AIM OF THE TASK.
Write every line of the material out exactly as shown.

RECORDS SHOWN.
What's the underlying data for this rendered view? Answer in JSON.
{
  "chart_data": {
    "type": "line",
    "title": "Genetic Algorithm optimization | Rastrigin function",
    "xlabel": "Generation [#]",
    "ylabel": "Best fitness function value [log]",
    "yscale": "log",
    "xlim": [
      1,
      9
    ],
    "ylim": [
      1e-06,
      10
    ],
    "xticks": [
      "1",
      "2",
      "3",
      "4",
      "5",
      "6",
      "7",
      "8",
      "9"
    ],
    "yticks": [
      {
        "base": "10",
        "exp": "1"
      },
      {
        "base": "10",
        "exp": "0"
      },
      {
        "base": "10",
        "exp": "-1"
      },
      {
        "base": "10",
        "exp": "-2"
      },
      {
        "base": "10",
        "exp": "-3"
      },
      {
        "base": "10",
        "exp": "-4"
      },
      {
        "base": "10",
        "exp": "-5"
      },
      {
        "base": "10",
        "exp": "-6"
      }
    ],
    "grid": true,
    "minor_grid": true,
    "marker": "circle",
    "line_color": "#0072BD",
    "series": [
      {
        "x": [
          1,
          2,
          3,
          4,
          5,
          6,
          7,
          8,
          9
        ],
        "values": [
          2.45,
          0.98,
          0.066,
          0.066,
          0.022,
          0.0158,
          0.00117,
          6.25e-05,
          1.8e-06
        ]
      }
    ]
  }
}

RESPONSE.
What's the underlying data for this rendered view? Answer in JSON.
{
  "chart_data": {
    "type": "line",
    "title": "Genetic Algorithm optimization | Rastrigin function",
    "xlabel": "Generation [#]",
    "ylabel": "Best fitness function value [log]",
    "yscale": "log",
    "xlim": [
      1,
      9
    ],
    "ylim": [
      1e-06,
      10
    ],
    "xticks": [
      "1",
      "2",
      "3",
      "4",
      "5",
      "6",
      "7",
      "8",
      "9"
    ],
    "yticks": [
      {
        "base": "10",
        "exp": "1"
      },
      {
        "base": "10",
        "exp": "0"
      },
      {
        "base": "10",
        "exp": "-1"
      },
      {
        "base": "10",
        "exp": "-2"
      },
      {
        "base": "10",
        "exp": "-3"
      },
      {
        "base": "10",
        "exp": "-4"
      },
      {
        "base": "10",
        "exp": "-5"
      },
      {
        "base": "10",
        "exp": "-6"
      }
    ],
    "grid": true,
    "minor_grid": true,
    "marker": "circle",
    "line_color": "#0072BD",
    "series": [
      {
        "x": [
          1,
          2,
          3,
          4,
          5,
          6,
          7,
          8,
          9
        ],
        "values": [
          2.45,
          0.98,
          0.066,
          0.066,
          0.022,
          0.0158,
          0.00117,
          6.25e-05,
          1.8e-06
        ]
      }
    ]
  }
}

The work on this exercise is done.